(Given data):
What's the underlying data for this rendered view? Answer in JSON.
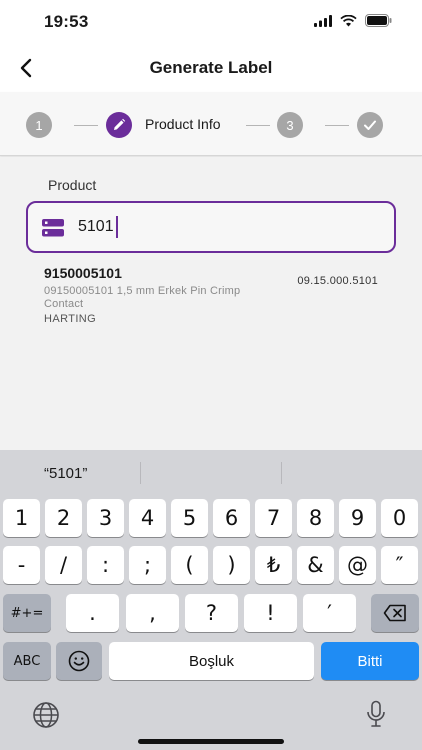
{
  "status_bar": {
    "time": "19:53"
  },
  "header": {
    "title": "Generate Label"
  },
  "stepper": {
    "steps": [
      {
        "label": "1"
      },
      {
        "label": "Product Info"
      },
      {
        "label": "3"
      }
    ]
  },
  "form": {
    "field_label": "Product",
    "search_value": "5101"
  },
  "result": {
    "code": "9150005101",
    "description": "09150005101 1,5 mm Erkek Pin Crimp Contact",
    "brand": "HARTING",
    "reference": "09.15.000.5101"
  },
  "keyboard": {
    "suggestion": "“5101”",
    "row1": [
      "1",
      "2",
      "3",
      "4",
      "5",
      "6",
      "7",
      "8",
      "9",
      "0"
    ],
    "row2": [
      "-",
      "/",
      ":",
      ";",
      "(",
      ")",
      "₺",
      "&",
      "@",
      "″"
    ],
    "row3": [
      ".",
      ",",
      "?",
      "!",
      "′"
    ],
    "symbols_key": "#+=",
    "abc_key": "ABC",
    "space_key": "Boşluk",
    "done_key": "Bitti"
  },
  "colors": {
    "accent": "#6b2d9a",
    "done_button": "#1f8cf4"
  }
}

(Aim): Only a number is wanted: how many lines of the material include the word "Product".

(Right answer): 2